▸ **SET TASK**
Find each line holding "under" and copy it out.

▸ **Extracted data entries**
⁂
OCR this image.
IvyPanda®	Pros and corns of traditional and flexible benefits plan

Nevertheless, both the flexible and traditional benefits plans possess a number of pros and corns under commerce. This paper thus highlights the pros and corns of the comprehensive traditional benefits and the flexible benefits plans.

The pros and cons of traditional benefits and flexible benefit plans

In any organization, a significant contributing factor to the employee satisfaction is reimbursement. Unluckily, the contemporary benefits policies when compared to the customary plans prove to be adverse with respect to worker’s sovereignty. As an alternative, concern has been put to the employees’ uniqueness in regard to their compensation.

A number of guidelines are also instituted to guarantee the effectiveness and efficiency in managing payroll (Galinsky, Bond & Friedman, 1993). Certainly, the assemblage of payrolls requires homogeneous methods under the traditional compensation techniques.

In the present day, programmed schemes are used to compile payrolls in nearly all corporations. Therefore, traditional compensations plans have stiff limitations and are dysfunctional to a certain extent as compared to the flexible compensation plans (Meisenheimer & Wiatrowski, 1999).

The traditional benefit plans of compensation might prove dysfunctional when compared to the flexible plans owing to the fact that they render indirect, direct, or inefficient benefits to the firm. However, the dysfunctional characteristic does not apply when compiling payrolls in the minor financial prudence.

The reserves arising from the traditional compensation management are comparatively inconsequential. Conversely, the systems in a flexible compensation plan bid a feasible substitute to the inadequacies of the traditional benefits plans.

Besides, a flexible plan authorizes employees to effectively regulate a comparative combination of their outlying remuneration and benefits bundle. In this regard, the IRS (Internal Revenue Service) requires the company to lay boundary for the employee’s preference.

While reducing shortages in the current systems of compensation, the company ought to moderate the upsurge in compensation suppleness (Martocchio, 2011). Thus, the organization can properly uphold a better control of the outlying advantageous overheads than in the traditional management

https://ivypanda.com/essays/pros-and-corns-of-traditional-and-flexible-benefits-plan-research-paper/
⁂
▸ **RESULT FOR THIS TASK**
Nevertheless, both the flexible and traditional benefits plans possess a number of pros and corns under commerce. This paper thus highlights the pros and corns of the comprehensive traditional benefits and the flexible benefits plans.
A number of guidelines are also instituted to guarantee the effectiveness and efficiency in managing payroll (Galinsky, Bond & Friedman, 1993). Certainly, the assemblage of payrolls requires homogeneous methods under the traditional compensation techniques.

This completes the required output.